• **Instructions for the task**
Tally how many lines hold the string "旨主張するが". Your reply should be that number alone.

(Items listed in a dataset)
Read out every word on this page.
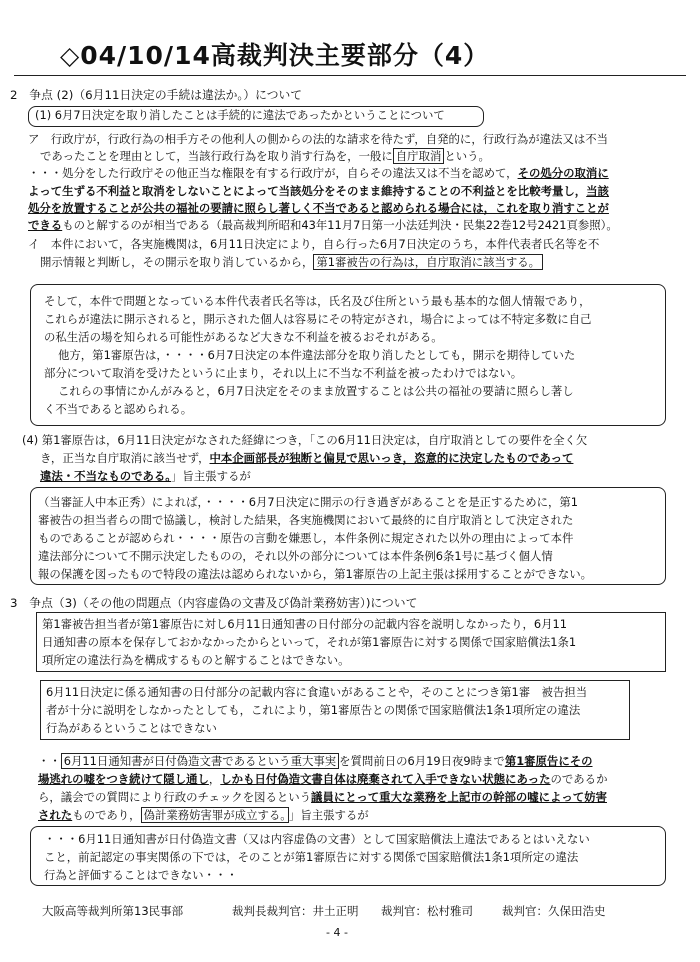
◇04/10/14高裁判決主要部分（4）
2　争点 (2)（6月11日決定の手続は違法か。）について
(1) 6月7日決定を取り消したことは手続的に違法であったかということについて
ア　行政庁が，行政行為の相手方その他利人の側からの法的な請求を待たず，自発的に，行政行為が違法又は不当
であったことを理由として，当該行政行為を取り消す行為を，一般に 自庁取消 という。
・・・処分をした行政庁その他正当な権限を有する行政庁が，自らその違法又は不当を認めて，その処分の取消に
よって生ずる不利益と取消をしないことによって当該処分をそのまま維持することの不利益とを比較考量し，当該
処分を放置することが公共の福祉の要請に照らし著しく不当であると認められる場合には，これを取り消すことが
できるものと解するのが相当である（最高裁判所昭和43年11月7日第一小法廷判決・民集22巻12号2421頁参照）。
イ　本件において，各実施機関は，6月11日決定により，自ら行った6月7日決定のうち，本件代表者氏名等を不
開示情報と判断し，その開示を取り消しているから， 第1審被告の行為は，自庁取消に該当する。
そして，本件で問題となっている本件代表者氏名等は，氏名及び住所という最も基本的な個人情報であり，
これらが違法に開示されると，開示された個人は容易にその特定がされ，場合によっては不特定多数に自己
の私生活の場を知られる可能性があるなど大きな不利益を被るおそれがある。
他方，第1審原告は，・・・・6月7日決定の本件違法部分を取り消したとしても，開示を期待していた
部分について取消を受けたというに止まり，それ以上に不当な不利益を被ったわけではない。
これらの事情にかんがみると，6月7日決定をそのまま放置することは公共の福祉の要請に照らし著し
く不当であると認められる。
(4) 第1審原告は，6月11日決定がなされた経緯につき，「この6月11日決定は，自庁取消としての要件を全く欠
き，正当な自庁取消に該当せず，中本企画部長が独断と偏見で思いっき，恣意的に決定したものであって
違法・不当なものである。」旨主張するが
（当審証人中本正秀）によれば，・・・・6月7日決定に開示の行き過ぎがあることを是正するために，第1
審被告の担当者らの間で協議し，検討した結果，各実施機関において最終的に自庁取消として決定された
ものであることが認められ・・・・原告の言動を嫌悪し，本件条例に規定された以外の理由によって本件
違法部分について不開示決定したものの，それ以外の部分については本件条例6条1号に基づく個人情
報の保護を図ったもので特段の違法は認められないから，第1審原告の上記主張は採用することができない。
3　争点（3)（その他の問題点（内容虚偽の文書及び偽計業務妨害）)について
第1審被告担当者が第1審原告に対し6月11日通知書の日付部分の記載内容を説明しなかったり，6月11
日通知書の原本を保存しておかなかったからといって，それが第1審原告に対する関係で国家賠償法1条1
項所定の違法行為を構成するものと解することはできない。
6月11日決定に係る通知書の日付部分の記載内容に食違いがあることや，そのことにつき第1審　被告担当
者が十分に説明をしなかったとしても，これにより，第1審原告との関係で国家賠償法1条1項所定の違法
行為があるということはできない
・・ 6月11日通知書が日付偽造文書であるという重大事実 を質問前日の6月19日夜9時まで第1審原告にその
場逃れの嘘をつき続けて隠し通し，しかも日付偽造文書自体は廃棄されて入手できない状態にあったのであるか
ら，議会での質問により行政のチェックを図るという議員にとって重大な業務を上記市の幹部の嘘によって妨害
されたものであり， 偽計業務妨害罪が成立する。 」旨主張するが
・・・6月11日通知書が日付偽造文書（又は内容虚偽の文書）として国家賠償法上違法であるとはいえない
こと，前記認定の事実関係の下では，そのことが第1審原告に対する関係で国家賠償法1条1項所定の違法
行為と評価することはできない・・・
大阪高等裁判所第13民事部	裁判長裁判官：井土正明 裁判官：松村雅司	裁判官：久保田浩史
- 4 -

• **Solution to this task**
2